▸ **TO BE DONE**:
1 - In the essay on Netanyahu, what name did Netanyahu take to make his name easier for Americans to pronounce?
2 - The essay on Netanyahu says that in the third act he was at the height of power. List every circumstance of that period the essay goes on to describe.
3 - Resume the essay on Netanyahu from its final sentence.

— start of SELECTED EXTRACT —

Oded Balilty/AP Photo
The tragical history of Benjamin Netanyahu may be reaching its denouement. The questions is what will lie shattered on the stage in the final act—Netanyahu's ambition to be king, or Israel as a democracy.
That may sound too Shakespearian for our age of tweets, horse-race reporting, and constant irony. Shakespeare lived 400 years ago, and isn't around today to write the histories of our rulers with the tawdry grandeur they deserve. Still, if we lesser beings can't report in iambic pentameter, we must at least pay attention the grand arc of political stories.
In the first act of Netanyahu's drama, he was a young man. The second son of a right-wing Zionist historian, he'd spent his early years alternating between Israel and the United States. It seemed he'd settled on the latter country. He had an MBA and a promising business career; he'd changed his name to Ben Nitay to make it easier for Americans to pronounce; he'd divorced the Israeli wife of his youth and remarried in the States. In a slightly different world, he would now be a hedge-fund multimillionaire, smoking very expensive cigars and donating to Donald Trump's endless campaign.
His older brother Yonatan, the commander of Israel's most elite commando unit, looked like the one destined for a political career. Then Yonatan died in the legendary Entebbe raid.
So the next act began: Whether because of duty, ambition or his father's command, Benjamin Netanyahu returned to Israel and entered politics. He divorced and eventually married again, this time to a woman whose ambitions for him may have exceeded even his own. His glibness was a thin veneer on his rigid commitment to the Whole Land of Israel. That translates as never giving up occupied territory. He treated those who supported peace through compromise with the Palestinians as traitors. Meanwhile his political allies kept turning into opponents, feeding his obsession with treachery.
In the last couple of years—call this the third act—he was at the height of power. He'd driven nearly all critics and rivals from his Likud Party. The Palestinians were divided. The Israeli left mostly avoided talking about peace or a two-state agreement. The new president in Washington didn't criticize West Bank settlements. Instead, his minions hinted at a “peace deal” that would bury the two-state idea.

— end of SELECTED EXTRACT —
— start of MATERIAL PROVIDED —

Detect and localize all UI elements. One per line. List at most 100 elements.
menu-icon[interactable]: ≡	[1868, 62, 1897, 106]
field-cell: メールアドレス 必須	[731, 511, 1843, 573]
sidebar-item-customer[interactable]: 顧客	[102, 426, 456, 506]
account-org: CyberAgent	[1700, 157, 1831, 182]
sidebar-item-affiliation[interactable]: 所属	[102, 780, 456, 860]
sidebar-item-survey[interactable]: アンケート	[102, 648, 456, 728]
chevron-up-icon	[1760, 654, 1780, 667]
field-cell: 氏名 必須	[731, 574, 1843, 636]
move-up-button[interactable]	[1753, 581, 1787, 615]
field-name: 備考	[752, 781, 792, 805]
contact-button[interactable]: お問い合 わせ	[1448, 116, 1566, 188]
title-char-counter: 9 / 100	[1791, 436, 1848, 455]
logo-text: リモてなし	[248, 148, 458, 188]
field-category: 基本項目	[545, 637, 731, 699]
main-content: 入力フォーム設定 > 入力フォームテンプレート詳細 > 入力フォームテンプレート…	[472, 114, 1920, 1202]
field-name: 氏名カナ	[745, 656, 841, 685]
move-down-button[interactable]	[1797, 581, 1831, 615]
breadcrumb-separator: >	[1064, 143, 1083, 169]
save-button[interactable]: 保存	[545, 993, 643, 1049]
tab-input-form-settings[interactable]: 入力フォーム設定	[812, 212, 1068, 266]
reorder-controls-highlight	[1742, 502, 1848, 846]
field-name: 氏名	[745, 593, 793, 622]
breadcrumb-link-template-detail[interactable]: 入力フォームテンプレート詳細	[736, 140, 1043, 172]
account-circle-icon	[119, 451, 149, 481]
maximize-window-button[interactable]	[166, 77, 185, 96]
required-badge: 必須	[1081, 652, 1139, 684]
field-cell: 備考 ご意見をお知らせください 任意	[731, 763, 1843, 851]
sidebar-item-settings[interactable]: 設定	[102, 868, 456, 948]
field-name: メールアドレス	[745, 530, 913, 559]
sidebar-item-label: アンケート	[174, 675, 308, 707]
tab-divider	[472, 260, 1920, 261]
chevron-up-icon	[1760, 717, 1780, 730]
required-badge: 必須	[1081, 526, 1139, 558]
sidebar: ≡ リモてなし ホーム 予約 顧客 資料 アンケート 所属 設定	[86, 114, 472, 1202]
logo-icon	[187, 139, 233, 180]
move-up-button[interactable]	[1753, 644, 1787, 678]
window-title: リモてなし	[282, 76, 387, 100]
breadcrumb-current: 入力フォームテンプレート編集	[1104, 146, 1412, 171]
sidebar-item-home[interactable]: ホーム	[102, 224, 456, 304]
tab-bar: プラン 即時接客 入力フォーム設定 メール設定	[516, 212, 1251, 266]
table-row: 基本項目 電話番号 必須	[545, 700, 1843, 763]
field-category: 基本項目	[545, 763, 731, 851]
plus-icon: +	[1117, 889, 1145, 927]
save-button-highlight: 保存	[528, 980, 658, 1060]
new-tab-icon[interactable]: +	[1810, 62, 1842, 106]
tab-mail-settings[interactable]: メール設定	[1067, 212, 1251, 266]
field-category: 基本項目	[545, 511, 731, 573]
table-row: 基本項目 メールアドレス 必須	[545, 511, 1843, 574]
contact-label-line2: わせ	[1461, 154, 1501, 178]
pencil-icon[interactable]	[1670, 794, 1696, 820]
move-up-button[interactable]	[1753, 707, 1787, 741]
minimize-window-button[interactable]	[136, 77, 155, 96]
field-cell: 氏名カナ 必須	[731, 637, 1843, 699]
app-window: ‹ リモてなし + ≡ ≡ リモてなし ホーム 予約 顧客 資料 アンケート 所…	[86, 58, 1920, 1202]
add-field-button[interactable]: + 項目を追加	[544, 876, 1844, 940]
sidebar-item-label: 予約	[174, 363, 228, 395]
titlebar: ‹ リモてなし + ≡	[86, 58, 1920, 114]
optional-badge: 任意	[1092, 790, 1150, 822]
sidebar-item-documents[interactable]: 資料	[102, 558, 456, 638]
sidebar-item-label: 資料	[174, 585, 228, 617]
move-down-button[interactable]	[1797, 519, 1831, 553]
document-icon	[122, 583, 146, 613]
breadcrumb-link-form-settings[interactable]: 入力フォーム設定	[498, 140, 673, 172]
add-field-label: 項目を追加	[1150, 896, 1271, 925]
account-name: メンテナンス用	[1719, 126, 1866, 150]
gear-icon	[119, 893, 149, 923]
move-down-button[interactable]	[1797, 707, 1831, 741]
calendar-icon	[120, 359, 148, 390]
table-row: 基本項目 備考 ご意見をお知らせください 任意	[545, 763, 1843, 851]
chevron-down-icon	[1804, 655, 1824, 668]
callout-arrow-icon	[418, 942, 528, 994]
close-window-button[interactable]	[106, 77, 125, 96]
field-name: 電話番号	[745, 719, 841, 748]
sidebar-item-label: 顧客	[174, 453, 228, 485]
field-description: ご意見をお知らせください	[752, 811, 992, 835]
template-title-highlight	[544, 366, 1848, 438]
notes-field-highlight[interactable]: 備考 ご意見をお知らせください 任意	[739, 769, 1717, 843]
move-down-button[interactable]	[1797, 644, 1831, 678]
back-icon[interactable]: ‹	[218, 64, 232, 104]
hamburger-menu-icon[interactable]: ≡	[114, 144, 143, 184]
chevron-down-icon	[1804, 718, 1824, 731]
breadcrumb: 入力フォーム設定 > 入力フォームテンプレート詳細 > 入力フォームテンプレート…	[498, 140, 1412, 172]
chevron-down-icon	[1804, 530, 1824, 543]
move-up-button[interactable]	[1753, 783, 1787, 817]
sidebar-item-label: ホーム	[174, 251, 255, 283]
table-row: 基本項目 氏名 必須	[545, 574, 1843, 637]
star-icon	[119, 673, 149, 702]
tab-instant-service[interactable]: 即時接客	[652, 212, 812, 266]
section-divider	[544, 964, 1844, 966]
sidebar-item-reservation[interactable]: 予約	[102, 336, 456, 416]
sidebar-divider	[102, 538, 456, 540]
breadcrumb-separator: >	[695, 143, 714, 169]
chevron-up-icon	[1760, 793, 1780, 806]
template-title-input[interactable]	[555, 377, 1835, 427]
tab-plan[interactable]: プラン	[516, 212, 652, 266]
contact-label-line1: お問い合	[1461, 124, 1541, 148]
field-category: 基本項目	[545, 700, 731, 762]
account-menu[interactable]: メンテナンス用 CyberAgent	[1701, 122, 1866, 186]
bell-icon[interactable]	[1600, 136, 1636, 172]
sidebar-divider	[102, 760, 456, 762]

— end of MATERIAL PROVIDED —

▸ **THE RESPONSES**:
1 - Ben Nitay

2 -
- He had driven nearly all critics and rivals from his Likud Party.
- The Palestinians were divided.
- The Israeli left mostly avoided talking about peace or a two-state agreement.
- The new president in Washington didn't criticize West Bank settlements.
- That president's minions hinted at a "peace deal" that would bury the two-state idea.

3 -
Yet there was a second plotline: As Netanyahu's power rose, so did his appetites, hubris, and sense of entitlement. In 1995, before he was first elected prime minister, a Jerusalem newspaper reported that he and his wife were known all over town for not paying at restaurants. After his first term of office, a corruption investigation ended without charges. In recent years, he was getting regular deliveries of expensive cigars and pink champagne (the latter for his wife) from a businessman. He allegedly gave regulatory favors to another tycoon in exchange for flattering articles about himself and his family at a major news site.
This year the two plotlines reached a climax almost at the same time. In the midst of an election campaign, Israel's attorney general announced that Netanyahu was likely to be indicted in three separate corruption cases. Weeks later, he won re-election anyway.
He is at his nadir and zenith.
Now, as he negotiates with smaller parties to form a new government, Netanyahu is preparing two pieces of legislation. One would restore a discredited system of parliamentary immunity. As reported, the bill would give lawmakers immunity from prosecution that could only be removed in a two-step process: first a vote in a key parliamentary committee, then in the full house. The committee is always dominated by the ruling coalition, promising automatic protection for Netanyahu. This week he reportedly dictated the spin in a meeting with Likud cabinet ministers: Making him immune to prosecution would allow him to be a “full-time prime minister,” without the distraction of a trial. (For public consumption, meanwhile, Netanyahu denies that the immunity law is on the table in coalition negotiations. This is not a denial that he intends to push the law through.)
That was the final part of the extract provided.